> To do: Leave out the pictures and copy each record below exactly.

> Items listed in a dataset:
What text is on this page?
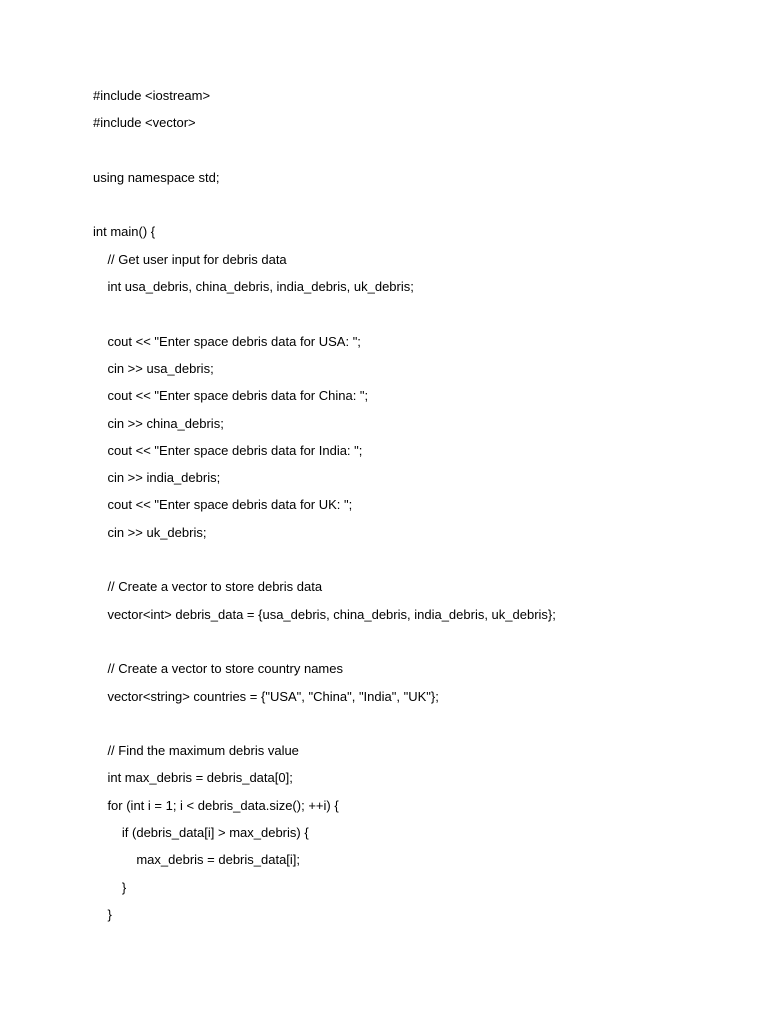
#include <iostream>
#include <vector>
using namespace std;
int main() {
// Get user input for debris data
int usa_debris, china_debris, india_debris, uk_debris;
cout << "Enter space debris data for USA: ";
cin >> usa_debris;
cout << "Enter space debris data for China: ";
cin >> china_debris;
cout << "Enter space debris data for India: ";
cin >> india_debris;
cout << "Enter space debris data for UK: ";
cin >> uk_debris;
// Create a vector to store debris data
vector<int> debris_data = {usa_debris, china_debris, india_debris, uk_debris};
// Create a vector to store country names
vector<string> countries = {"USA", "China", "India", "UK"};
// Find the maximum debris value
int max_debris = debris_data[0];
for (int i = 1; i < debris_data.size(); ++i) {
if (debris_data[i] > max_debris) {
max_debris = debris_data[i];
}
}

> Response to this task:
What text is on this page?
#include <iostream>
#include <vector>
using namespace std;
int main() {
// Get user input for debris data
int usa_debris, china_debris, india_debris, uk_debris;
cout << "Enter space debris data for USA: ";
cin >> usa_debris;
cout << "Enter space debris data for China: ";
cin >> china_debris;
cout << "Enter space debris data for India: ";
cin >> india_debris;
cout << "Enter space debris data for UK: ";
cin >> uk_debris;
// Create a vector to store debris data
vector<int> debris_data = {usa_debris, china_debris, india_debris, uk_debris};
// Create a vector to store country names
vector<string> countries = {"USA", "China", "India", "UK"};
// Find the maximum debris value
int max_debris = debris_data[0];
for (int i = 1; i < debris_data.size(); ++i) {
if (debris_data[i] > max_debris) {
max_debris = debris_data[i];
}
}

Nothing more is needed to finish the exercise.